The records below are made of lines; count those holding the word "Сохранение" and give the number only.
────────────────────
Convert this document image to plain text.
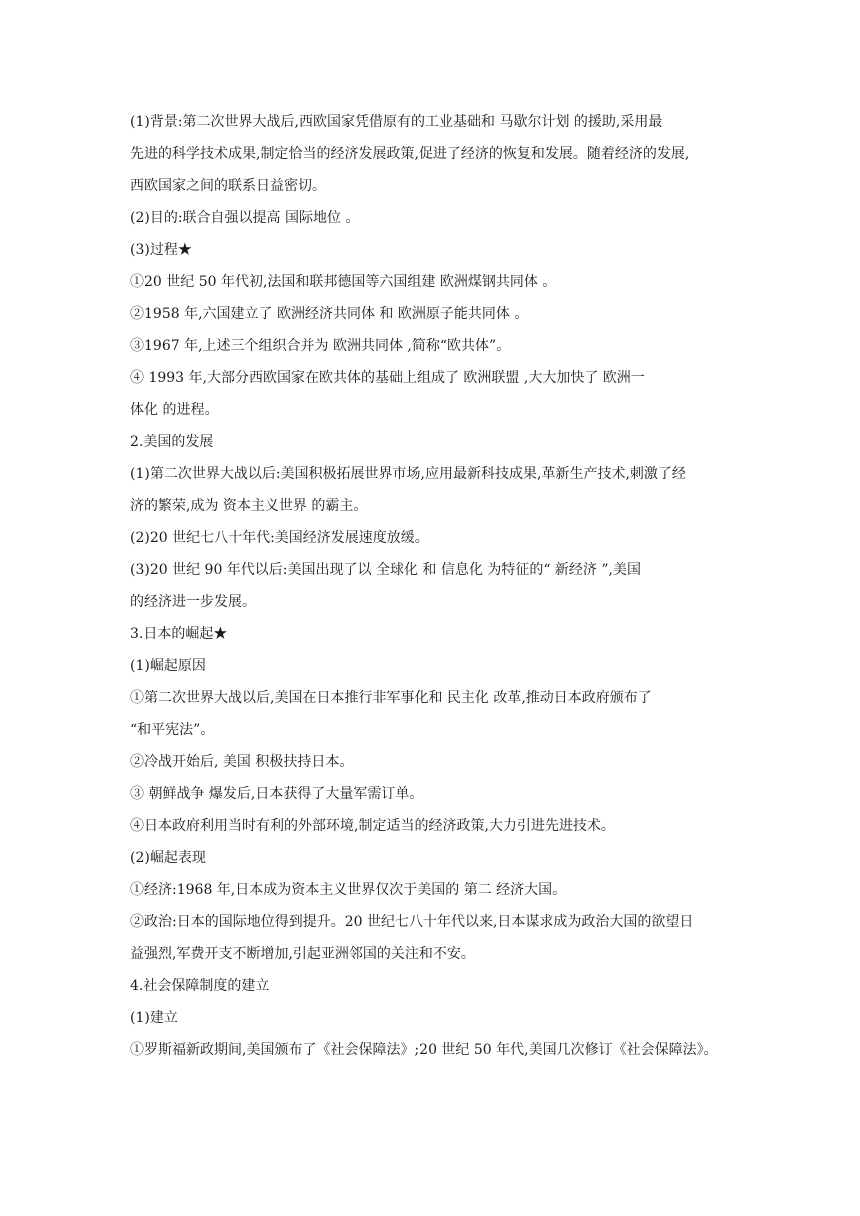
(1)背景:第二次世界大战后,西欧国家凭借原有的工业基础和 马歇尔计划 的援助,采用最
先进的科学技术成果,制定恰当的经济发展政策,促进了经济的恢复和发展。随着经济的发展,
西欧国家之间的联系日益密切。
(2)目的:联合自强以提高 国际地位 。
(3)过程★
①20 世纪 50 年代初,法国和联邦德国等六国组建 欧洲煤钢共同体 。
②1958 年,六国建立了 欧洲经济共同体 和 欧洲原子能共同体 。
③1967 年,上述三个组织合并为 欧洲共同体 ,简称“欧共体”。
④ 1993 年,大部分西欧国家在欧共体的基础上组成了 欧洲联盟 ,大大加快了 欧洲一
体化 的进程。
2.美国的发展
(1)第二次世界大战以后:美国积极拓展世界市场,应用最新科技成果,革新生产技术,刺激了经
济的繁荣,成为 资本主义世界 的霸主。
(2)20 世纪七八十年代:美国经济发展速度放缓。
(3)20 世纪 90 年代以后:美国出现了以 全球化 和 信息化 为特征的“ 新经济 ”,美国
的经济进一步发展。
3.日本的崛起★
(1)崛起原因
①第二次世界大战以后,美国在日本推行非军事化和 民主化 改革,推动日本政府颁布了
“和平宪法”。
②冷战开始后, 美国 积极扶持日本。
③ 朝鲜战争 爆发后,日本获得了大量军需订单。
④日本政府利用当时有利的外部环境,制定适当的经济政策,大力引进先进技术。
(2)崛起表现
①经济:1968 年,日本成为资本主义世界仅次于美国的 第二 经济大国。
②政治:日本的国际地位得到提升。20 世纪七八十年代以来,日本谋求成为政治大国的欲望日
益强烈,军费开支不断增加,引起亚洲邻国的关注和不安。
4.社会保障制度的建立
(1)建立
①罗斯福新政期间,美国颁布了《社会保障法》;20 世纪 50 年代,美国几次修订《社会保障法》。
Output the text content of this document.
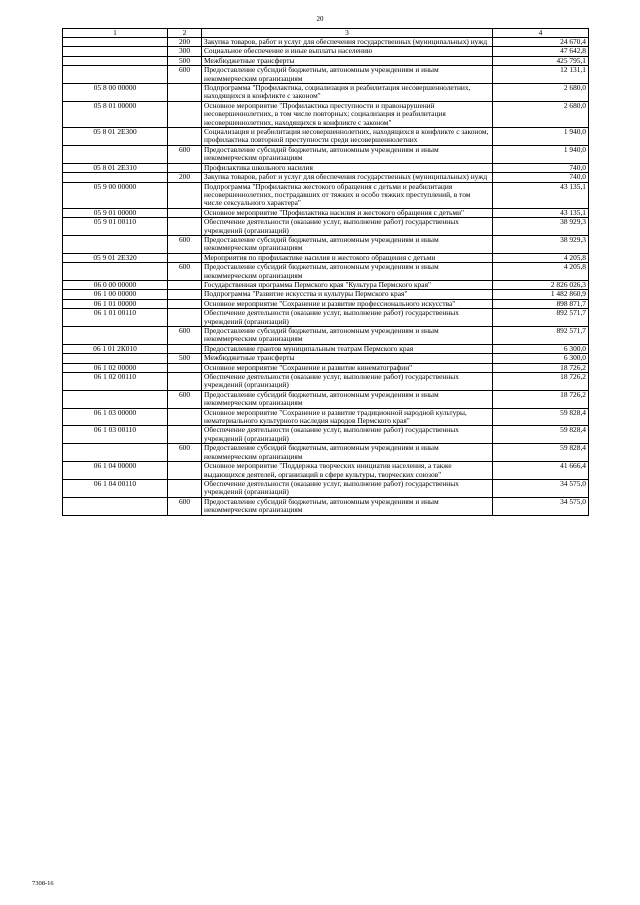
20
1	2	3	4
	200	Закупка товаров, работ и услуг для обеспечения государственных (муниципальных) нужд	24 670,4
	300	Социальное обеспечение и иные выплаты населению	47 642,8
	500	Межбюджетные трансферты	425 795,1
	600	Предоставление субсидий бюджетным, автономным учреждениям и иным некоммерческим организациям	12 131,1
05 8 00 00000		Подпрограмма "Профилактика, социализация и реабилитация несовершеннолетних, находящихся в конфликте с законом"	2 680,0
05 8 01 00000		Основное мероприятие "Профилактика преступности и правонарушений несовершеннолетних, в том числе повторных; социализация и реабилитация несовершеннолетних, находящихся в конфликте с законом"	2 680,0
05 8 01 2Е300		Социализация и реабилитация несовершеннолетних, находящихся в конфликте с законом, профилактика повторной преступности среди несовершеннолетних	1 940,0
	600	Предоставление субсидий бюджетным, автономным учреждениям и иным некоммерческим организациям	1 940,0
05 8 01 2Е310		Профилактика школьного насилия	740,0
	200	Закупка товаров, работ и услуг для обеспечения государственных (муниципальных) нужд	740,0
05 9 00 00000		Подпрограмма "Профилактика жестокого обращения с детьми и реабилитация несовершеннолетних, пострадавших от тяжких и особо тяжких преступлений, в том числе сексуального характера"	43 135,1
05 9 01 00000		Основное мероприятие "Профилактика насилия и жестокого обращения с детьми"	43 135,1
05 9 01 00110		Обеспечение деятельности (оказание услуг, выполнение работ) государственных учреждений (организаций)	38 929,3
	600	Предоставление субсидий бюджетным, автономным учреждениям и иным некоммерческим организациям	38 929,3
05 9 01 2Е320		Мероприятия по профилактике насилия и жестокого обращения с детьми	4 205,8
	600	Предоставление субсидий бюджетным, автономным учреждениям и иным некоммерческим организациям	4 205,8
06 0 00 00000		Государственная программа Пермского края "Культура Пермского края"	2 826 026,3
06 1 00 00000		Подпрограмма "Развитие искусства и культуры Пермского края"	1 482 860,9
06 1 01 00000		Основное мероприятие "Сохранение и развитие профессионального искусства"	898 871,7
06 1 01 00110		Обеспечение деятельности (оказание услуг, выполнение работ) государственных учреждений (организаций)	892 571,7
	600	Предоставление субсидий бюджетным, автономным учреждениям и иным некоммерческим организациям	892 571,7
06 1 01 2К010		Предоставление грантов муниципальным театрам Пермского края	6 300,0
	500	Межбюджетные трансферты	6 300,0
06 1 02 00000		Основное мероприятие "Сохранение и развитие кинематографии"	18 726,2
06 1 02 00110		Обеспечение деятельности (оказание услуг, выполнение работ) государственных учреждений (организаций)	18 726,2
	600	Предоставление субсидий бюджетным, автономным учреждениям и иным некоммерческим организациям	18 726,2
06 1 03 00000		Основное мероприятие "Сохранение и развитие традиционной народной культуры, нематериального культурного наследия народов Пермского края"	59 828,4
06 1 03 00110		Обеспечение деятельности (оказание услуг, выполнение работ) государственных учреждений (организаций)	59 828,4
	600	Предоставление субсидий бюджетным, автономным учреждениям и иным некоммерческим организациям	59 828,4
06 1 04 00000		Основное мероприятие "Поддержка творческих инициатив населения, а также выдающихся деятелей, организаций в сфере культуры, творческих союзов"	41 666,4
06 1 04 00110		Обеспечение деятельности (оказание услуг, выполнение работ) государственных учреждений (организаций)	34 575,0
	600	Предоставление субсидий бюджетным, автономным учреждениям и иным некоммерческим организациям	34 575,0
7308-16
────────────────────
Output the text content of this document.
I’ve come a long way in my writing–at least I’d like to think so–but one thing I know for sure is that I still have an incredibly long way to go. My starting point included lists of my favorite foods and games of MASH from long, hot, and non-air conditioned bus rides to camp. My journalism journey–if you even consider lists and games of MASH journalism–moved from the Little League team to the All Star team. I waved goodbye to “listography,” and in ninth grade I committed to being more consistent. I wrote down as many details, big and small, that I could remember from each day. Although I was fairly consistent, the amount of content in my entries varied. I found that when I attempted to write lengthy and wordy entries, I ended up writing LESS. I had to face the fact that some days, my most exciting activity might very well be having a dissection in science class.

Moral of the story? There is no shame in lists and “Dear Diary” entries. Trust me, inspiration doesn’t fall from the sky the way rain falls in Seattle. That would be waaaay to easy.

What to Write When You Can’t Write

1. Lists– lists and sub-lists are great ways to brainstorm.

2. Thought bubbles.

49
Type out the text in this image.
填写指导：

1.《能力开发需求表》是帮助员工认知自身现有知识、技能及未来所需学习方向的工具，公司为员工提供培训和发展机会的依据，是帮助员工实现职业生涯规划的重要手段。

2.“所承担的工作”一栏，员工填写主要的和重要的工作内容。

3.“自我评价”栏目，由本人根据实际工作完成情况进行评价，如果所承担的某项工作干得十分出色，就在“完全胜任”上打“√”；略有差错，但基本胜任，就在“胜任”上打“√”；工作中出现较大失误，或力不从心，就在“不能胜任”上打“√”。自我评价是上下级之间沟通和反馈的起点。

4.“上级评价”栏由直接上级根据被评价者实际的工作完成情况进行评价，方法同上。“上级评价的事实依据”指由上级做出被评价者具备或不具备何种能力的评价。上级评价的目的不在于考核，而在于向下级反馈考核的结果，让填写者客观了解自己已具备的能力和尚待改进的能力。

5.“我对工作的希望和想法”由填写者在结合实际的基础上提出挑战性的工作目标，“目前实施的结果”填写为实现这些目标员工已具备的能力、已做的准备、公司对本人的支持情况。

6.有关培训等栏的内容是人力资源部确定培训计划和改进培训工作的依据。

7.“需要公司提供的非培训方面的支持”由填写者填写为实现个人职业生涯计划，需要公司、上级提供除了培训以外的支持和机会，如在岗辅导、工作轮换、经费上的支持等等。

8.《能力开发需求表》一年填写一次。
────────────────────
• Final answer: 3